WHAT IS REQUIRED:
Using the listing below, report all lines holding the word "сила".

######

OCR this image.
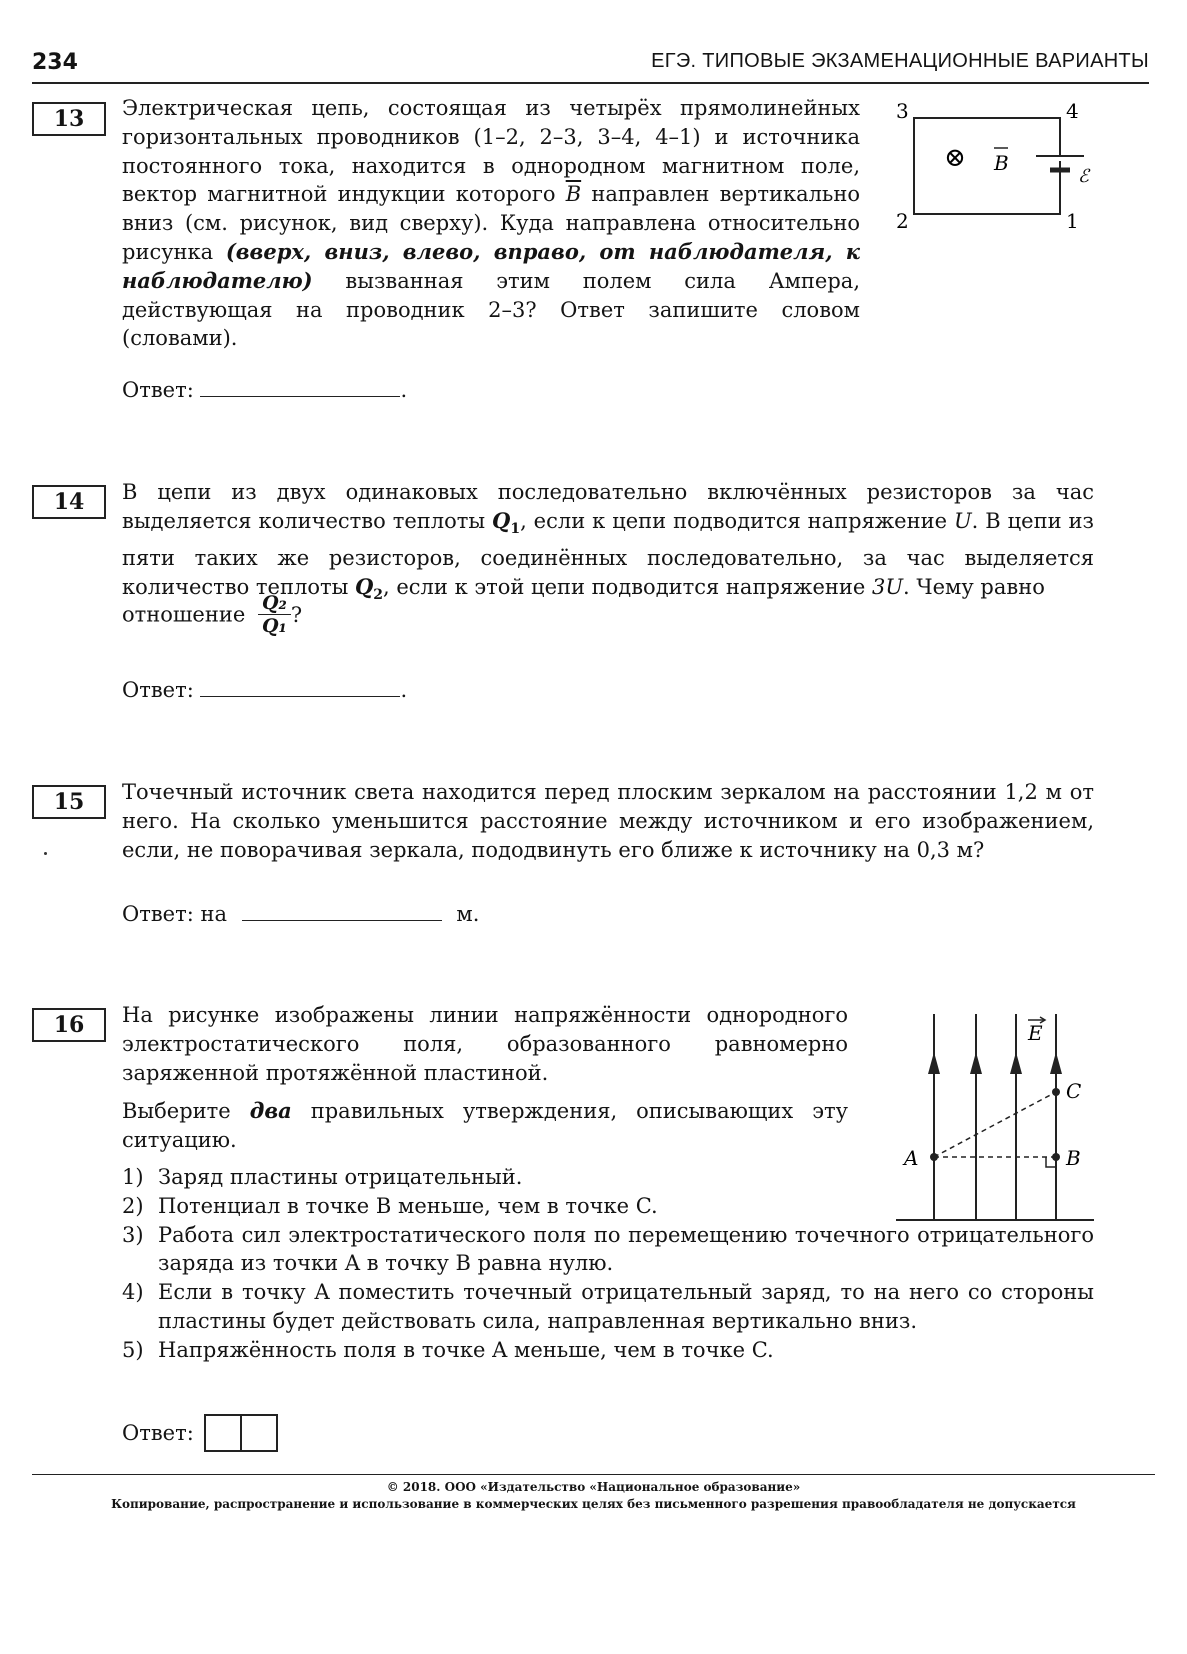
234	ЕГЭ. ТИПОВЫЕ ЭКЗАМЕНАЦИОННЫЕ ВАРИАНТЫ
13	Электрическая цепь, состоящая из четырёх прямолинейных горизонтальных проводников (1–2, 2–3, 3–4, 4–1) и источника постоянного тока, находится в однородном магнитном поле, вектор магнитной индукции которого $\overline{B}$ направлен вертикально вниз (см. рисунок, вид сверху). Куда направлена относительно рисунка (вверх, вниз, влево, вправо, от наблюдателя, к наблюдателю) вызванная этим полем сила Ампера, действующая на проводник 2–3? Ответ запишите словом (словами).

3	4
2	1
⊗ B
ℰ
Ответ:	.
14	В цепи из двух одинаковых последовательно включённых резисторов за час выделяется количество теплоты $Q_1$, если к цепи подводится напряжение U. В цепи из пяти таких же резисторов, соединённых последовательно, за час выделяется количество теплоты $Q_2$, если к этой цепи подводится напряжение 3U. Чему равно

отношение $\frac{\text{Q₂}}{\text{Q₁}}$ ?
Ответ:	.
15	Точечный источник света находится перед плоским зеркалом на расстоянии 1,2 м от него. На сколько уменьшится расстояние между источником и его изображением, если, не поворачивая зеркала, пододвинуть его ближе к источнику на 0,3 м?

Ответ: на	м.
16	На рисунке изображены линии напряжённости однородного электростатического поля, образованного равномерно заряженной протяжённой пластиной.

Выберите два правильных утверждения, описывающих эту ситуацию.

1) Заряд пластины отрицательный.
2) Потенциал в точке B меньше, чем в точке C.
3) Работа сил электростатического поля по перемещению точечного отрицательного заряда из точки A в точку B равна нулю.
4) Если в точку A поместить точечный отрицательный заряд, то на него со стороны пластины будет действовать сила, направленная вертикально вниз.
5) Напряжённость поля в точке A меньше, чем в точке C.
A	B
C
E
Ответ:
© 2018. ООО «Издательство «Национальное образование»
Копирование, распространение и использование в коммерческих целях без письменного разрешения правообладателя не допускается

######

RESULT:
13	Электрическая цепь, состоящая из четырёх прямолинейных горизонтальных проводников (1–2, 2–3, 3–4, 4–1) и источника постоянного тока, находится в однородном магнитном поле, вектор магнитной индукции которого $\overline{B}$ направлен вертикально вниз (см. рисунок, вид сверху). Куда направлена относительно рисунка (вверх, вниз, влево, вправо, от наблюдателя, к наблюдателю) вызванная этим полем сила Ампера, действующая на проводник 2–3? Ответ запишите словом (словами).
4) Если в точку A поместить точечный отрицательный заряд, то на него со стороны пластины будет действовать сила, направленная вертикально вниз.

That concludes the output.